__Provided records__.
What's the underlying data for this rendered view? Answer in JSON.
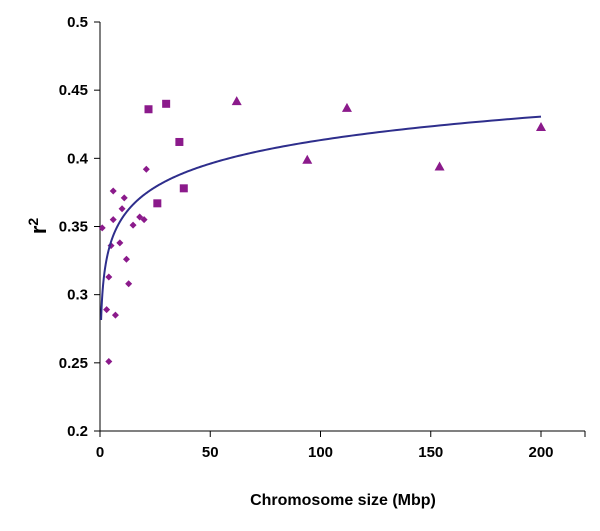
{
  "chart_data": {
    "type": "scatter",
    "title": "",
    "xlabel": "Chromosome size (Mbp)",
    "ylabel_main": "r",
    "ylabel_sup": "2",
    "xlim": [
      0,
      220
    ],
    "ylim": [
      0.2,
      0.5
    ],
    "x_ticks": [
      "0",
      "50",
      "100",
      "150",
      "200"
    ],
    "y_ticks": [
      "0.2",
      "0.25",
      "0.3",
      "0.35",
      "0.4",
      "0.45",
      "0.5"
    ],
    "grid": false,
    "legend": "none",
    "marker_color": "#8B1A8B",
    "line_color": "#2E2E8C",
    "series": [
      {
        "marker": "diamond",
        "points": [
          {
            "x": 1,
            "y": 0.349
          },
          {
            "x": 3,
            "y": 0.289
          },
          {
            "x": 4,
            "y": 0.313
          },
          {
            "x": 4,
            "y": 0.251
          },
          {
            "x": 5,
            "y": 0.336
          },
          {
            "x": 6,
            "y": 0.355
          },
          {
            "x": 6,
            "y": 0.376
          },
          {
            "x": 7,
            "y": 0.285
          },
          {
            "x": 9,
            "y": 0.338
          },
          {
            "x": 10,
            "y": 0.363
          },
          {
            "x": 11,
            "y": 0.371
          },
          {
            "x": 12,
            "y": 0.326
          },
          {
            "x": 13,
            "y": 0.308
          },
          {
            "x": 15,
            "y": 0.351
          },
          {
            "x": 18,
            "y": 0.357
          },
          {
            "x": 20,
            "y": 0.355
          },
          {
            "x": 21,
            "y": 0.392
          }
        ]
      },
      {
        "marker": "square",
        "points": [
          {
            "x": 22,
            "y": 0.436
          },
          {
            "x": 26,
            "y": 0.367
          },
          {
            "x": 30,
            "y": 0.44
          },
          {
            "x": 36,
            "y": 0.412
          },
          {
            "x": 38,
            "y": 0.378
          }
        ]
      },
      {
        "marker": "triangle",
        "points": [
          {
            "x": 62,
            "y": 0.442
          },
          {
            "x": 94,
            "y": 0.399
          },
          {
            "x": 112,
            "y": 0.437
          },
          {
            "x": 154,
            "y": 0.394
          },
          {
            "x": 200,
            "y": 0.423
          }
        ]
      }
    ],
    "trendline": {
      "type": "logarithmic",
      "a": 0.0249,
      "b": 0.2987,
      "x_range": [
        0.5,
        200
      ]
    }
  }
}
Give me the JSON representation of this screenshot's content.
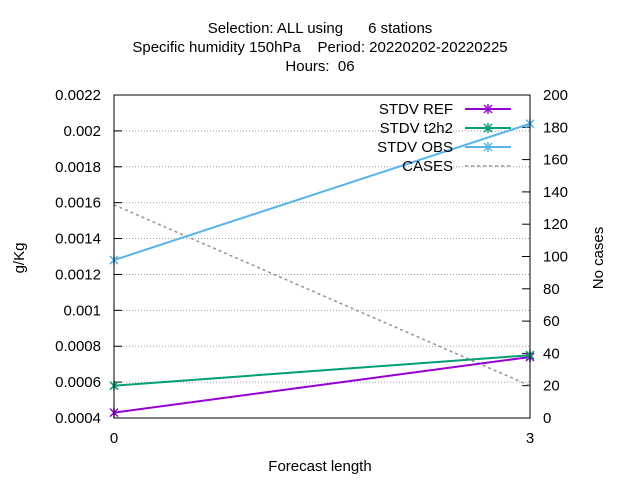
{
  "chart_data": {
    "type": "line",
    "title_lines": [
      "Selection: ALL using      6 stations",
      "Specific humidity 150hPa    Period: 20220202-20220225",
      "Hours:  06"
    ],
    "xlabel": "Forecast length",
    "ylabel": "g/Kg",
    "y2label": "No cases",
    "x": [
      0,
      3
    ],
    "x_ticks": [
      "0",
      "3"
    ],
    "xlim": [
      0,
      3
    ],
    "ylim": [
      0.0004,
      0.0022
    ],
    "y_ticks": [
      "0.0004",
      "0.0006",
      "0.0008",
      "0.001",
      "0.0012",
      "0.0014",
      "0.0016",
      "0.0018",
      "0.002",
      "0.0022"
    ],
    "y2lim": [
      0,
      200
    ],
    "y2_ticks": [
      "0",
      "20",
      "40",
      "60",
      "80",
      "100",
      "120",
      "140",
      "160",
      "180",
      "200"
    ],
    "grid": true,
    "legend_position": "top-right",
    "series": [
      {
        "name": "STDV REF",
        "axis": "y",
        "color": "#9400d3",
        "marker": "cross",
        "values": [
          0.00043,
          0.00074
        ]
      },
      {
        "name": "STDV t2h2",
        "axis": "y",
        "color": "#009e73",
        "marker": "cross",
        "values": [
          0.00058,
          0.00075
        ]
      },
      {
        "name": "STDV OBS",
        "axis": "y",
        "color": "#56b4e9",
        "marker": "cross",
        "values": [
          0.00128,
          0.00204
        ]
      },
      {
        "name": "CASES",
        "axis": "y2",
        "color": "#999999",
        "dashed": true,
        "values": [
          132,
          20
        ]
      }
    ]
  }
}
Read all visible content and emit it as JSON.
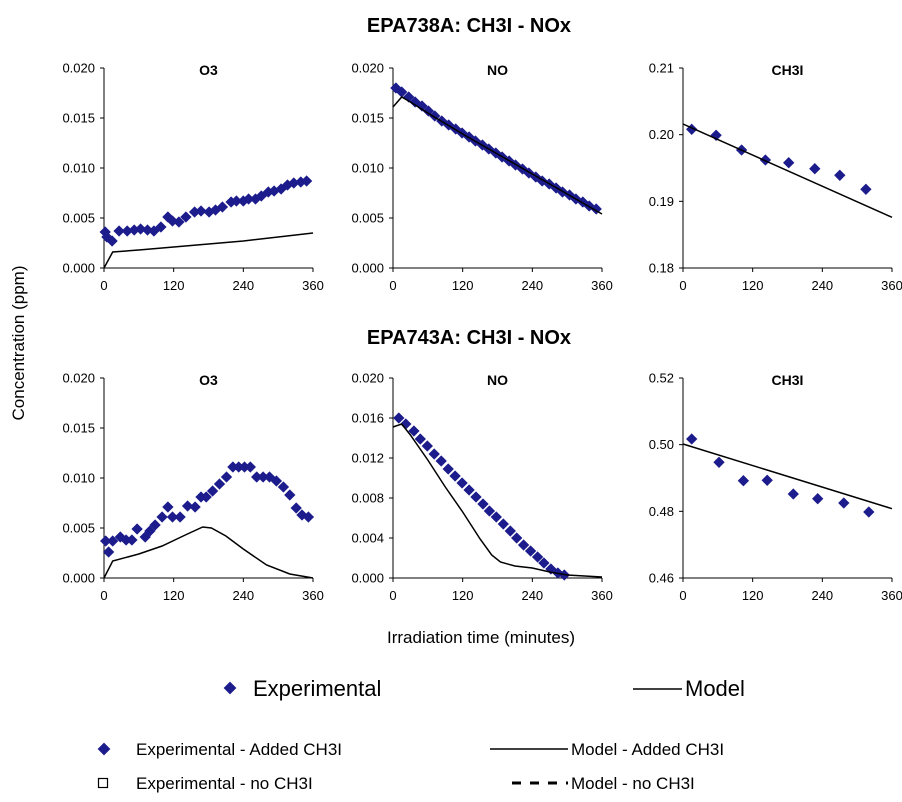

__Task brief__.
Select every line in the records above that contains the word "name".

__Final answer__.
        "name": "STDV REF",
        "name": "STDV t2h2",
        "name": "STDV OBS",
        "name": "CASES",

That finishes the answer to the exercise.